Short problem
Quote every line below exactly and skip any picture.

Listed entries
====

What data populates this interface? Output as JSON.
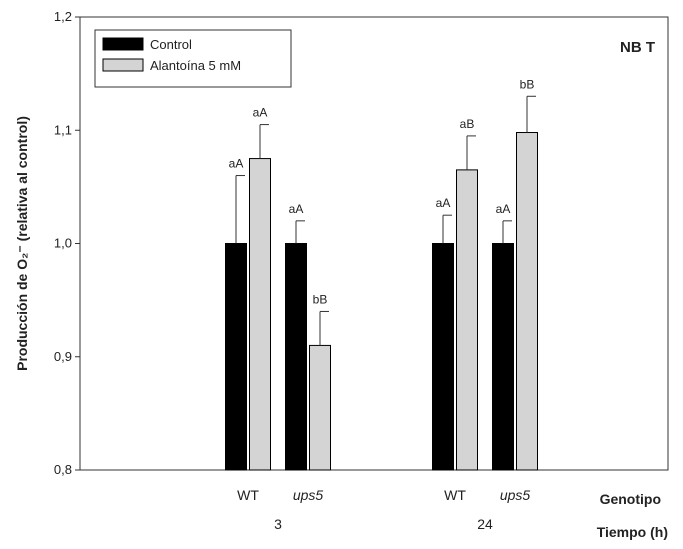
{
  "chart_data": {
    "type": "bar",
    "panel_label": "NB T",
    "ylabel": "Producción de O₂⁻ (relativa al control)",
    "ylim": [
      0.8,
      1.2
    ],
    "yticks": [
      "0,8",
      "0,9",
      "1,0",
      "1,1",
      "1,2"
    ],
    "ytick_values": [
      0.8,
      0.9,
      1.0,
      1.1,
      1.2
    ],
    "legend_position": "top-left",
    "grid": false,
    "axis_row_labels": [
      "Genotipo",
      "Tiempo (h)"
    ],
    "time_groups": [
      {
        "label": "3",
        "genotypes": [
          {
            "label": "WT",
            "italic": false
          },
          {
            "label": "ups5",
            "italic": true
          }
        ]
      },
      {
        "label": "24",
        "genotypes": [
          {
            "label": "WT",
            "italic": false
          },
          {
            "label": "ups5",
            "italic": true
          }
        ]
      }
    ],
    "series": [
      {
        "name": "Control",
        "color": "#000000",
        "values": [
          1.0,
          1.0,
          1.0,
          1.0
        ],
        "errors": [
          0.06,
          0.02,
          0.025,
          0.02
        ],
        "labels": [
          "aA",
          "aA",
          "aA",
          "aA"
        ]
      },
      {
        "name": "Alantoína 5 mM",
        "color": "#d4d4d4",
        "values": [
          1.075,
          0.91,
          1.065,
          1.098
        ],
        "errors": [
          0.03,
          0.03,
          0.03,
          0.032
        ],
        "labels": [
          "aA",
          "bB",
          "aB",
          "bB"
        ]
      }
    ]
  }
}
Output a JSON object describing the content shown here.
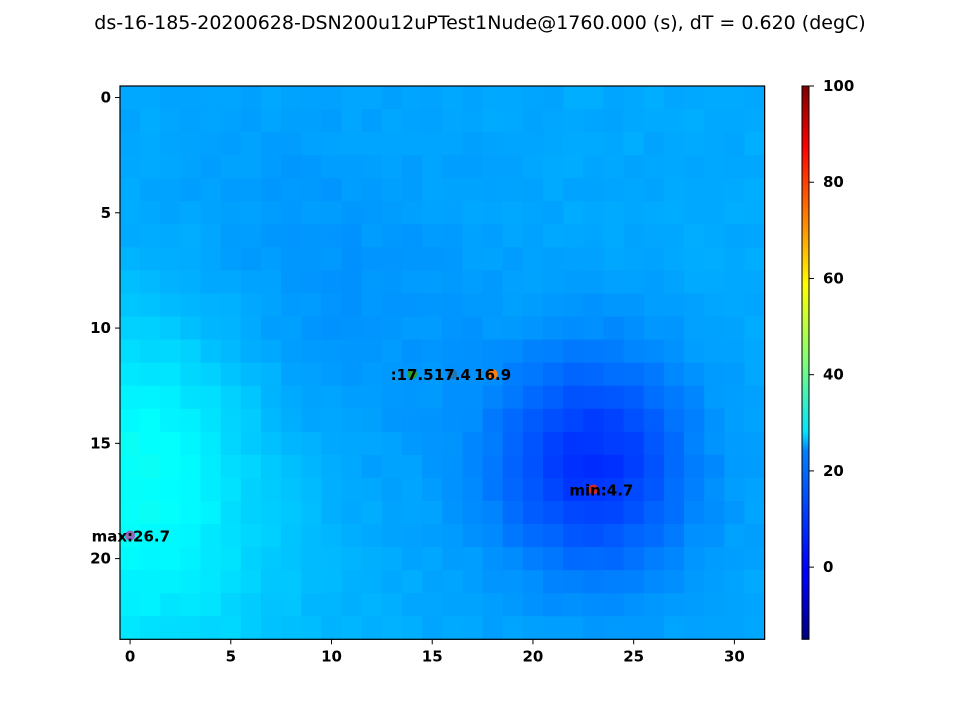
{
  "chart_data": {
    "type": "heatmap",
    "title": "ds-16-185-20200628-DSN200u12uPTest1Nude@1760.000 (s), dT = 0.620 (degC)",
    "rows": 24,
    "cols": 32,
    "x_ticks": [
      0,
      5,
      10,
      15,
      20,
      25,
      30
    ],
    "y_ticks": [
      0,
      5,
      10,
      15,
      20
    ],
    "colorbar": {
      "colormap": "jet",
      "vmin": -15,
      "vmax": 100,
      "ticks": [
        0,
        20,
        40,
        60,
        80,
        100
      ]
    },
    "base_value": 18.5,
    "hotspots": [
      {
        "col": 0,
        "row": 19,
        "value": 26.7,
        "radius": 6
      },
      {
        "col": 1,
        "row": 14,
        "value": 23.0,
        "radius": 4
      },
      {
        "col": 9,
        "row": 10,
        "value": 15.5,
        "radius": 6
      },
      {
        "col": 23,
        "row": 16,
        "value": 4.7,
        "radius": 3.5
      }
    ],
    "annotations": [
      {
        "label": "max:26.7",
        "col": 0,
        "row": 19,
        "marker_color": "#9467bd",
        "align": "end"
      },
      {
        "label": "min:4.7",
        "col": 23,
        "row": 17,
        "marker_color": "#d62728",
        "align": "end"
      },
      {
        "label": ":17.5",
        "col": 14,
        "row": 12,
        "marker_color": "#2ca02c",
        "align": "middle"
      },
      {
        "label": "17.4",
        "col": 16,
        "row": 12,
        "marker_color": "#1f77b4",
        "align": "middle"
      },
      {
        "label": "16.9",
        "col": 18,
        "row": 12,
        "marker_color": "#ff7f0e",
        "align": "middle"
      }
    ]
  }
}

====

Correct output
What data populates this interface? Output as JSON.
{
  "chart_data": {
    "type": "bar",
    "panel_label": "NB T",
    "ylabel": "Producción de O₂⁻ (relativa al control)",
    "ylim": [
      0.8,
      1.2
    ],
    "yticks": [
      "0,8",
      "0,9",
      "1,0",
      "1,1",
      "1,2"
    ],
    "ytick_values": [
      0.8,
      0.9,
      1.0,
      1.1,
      1.2
    ],
    "legend_position": "top-left",
    "grid": false,
    "axis_row_labels": [
      "Genotipo",
      "Tiempo (h)"
    ],
    "time_groups": [
      {
        "label": "3",
        "genotypes": [
          {
            "label": "WT",
            "italic": false
          },
          {
            "label": "ups5",
            "italic": true
          }
        ]
      },
      {
        "label": "24",
        "genotypes": [
          {
            "label": "WT",
            "italic": false
          },
          {
            "label": "ups5",
            "italic": true
          }
        ]
      }
    ],
    "series": [
      {
        "name": "Control",
        "color": "#000000",
        "values": [
          1.0,
          1.0,
          1.0,
          1.0
        ],
        "errors": [
          0.06,
          0.02,
          0.025,
          0.02
        ],
        "labels": [
          "aA",
          "aA",
          "aA",
          "aA"
        ]
      },
      {
        "name": "Alantoína 5 mM",
        "color": "#d4d4d4",
        "values": [
          1.075,
          0.91,
          1.065,
          1.098
        ],
        "errors": [
          0.03,
          0.03,
          0.03,
          0.032
        ],
        "labels": [
          "aA",
          "bB",
          "aB",
          "bB"
        ]
      }
    ]
  }
}
Output a JSON object describing the content shown here.
{
  "chart_data": {
    "type": "heatmap",
    "title": "ds-16-185-20200628-DSN200u12uPTest1Nude@1760.000 (s), dT = 0.620 (degC)",
    "rows": 24,
    "cols": 32,
    "x_ticks": [
      0,
      5,
      10,
      15,
      20,
      25,
      30
    ],
    "y_ticks": [
      0,
      5,
      10,
      15,
      20
    ],
    "colorbar": {
      "colormap": "jet",
      "vmin": -15,
      "vmax": 100,
      "ticks": [
        0,
        20,
        40,
        60,
        80,
        100
      ]
    },
    "base_value": 18.5,
    "hotspots": [
      {
        "col": 0,
        "row": 19,
        "value": 26.7,
        "radius": 6
      },
      {
        "col": 1,
        "row": 14,
        "value": 23.0,
        "radius": 4
      },
      {
        "col": 9,
        "row": 10,
        "value": 15.5,
        "radius": 6
      },
      {
        "col": 23,
        "row": 16,
        "value": 4.7,
        "radius": 3.5
      }
    ],
    "annotations": [
      {
        "label": "max:26.7",
        "col": 0,
        "row": 19,
        "marker_color": "#9467bd",
        "align": "end"
      },
      {
        "label": "min:4.7",
        "col": 23,
        "row": 17,
        "marker_color": "#d62728",
        "align": "end"
      },
      {
        "label": ":17.5",
        "col": 14,
        "row": 12,
        "marker_color": "#2ca02c",
        "align": "middle"
      },
      {
        "label": "17.4",
        "col": 16,
        "row": 12,
        "marker_color": "#1f77b4",
        "align": "middle"
      },
      {
        "label": "16.9",
        "col": 18,
        "row": 12,
        "marker_color": "#ff7f0e",
        "align": "middle"
      }
    ]
  }
}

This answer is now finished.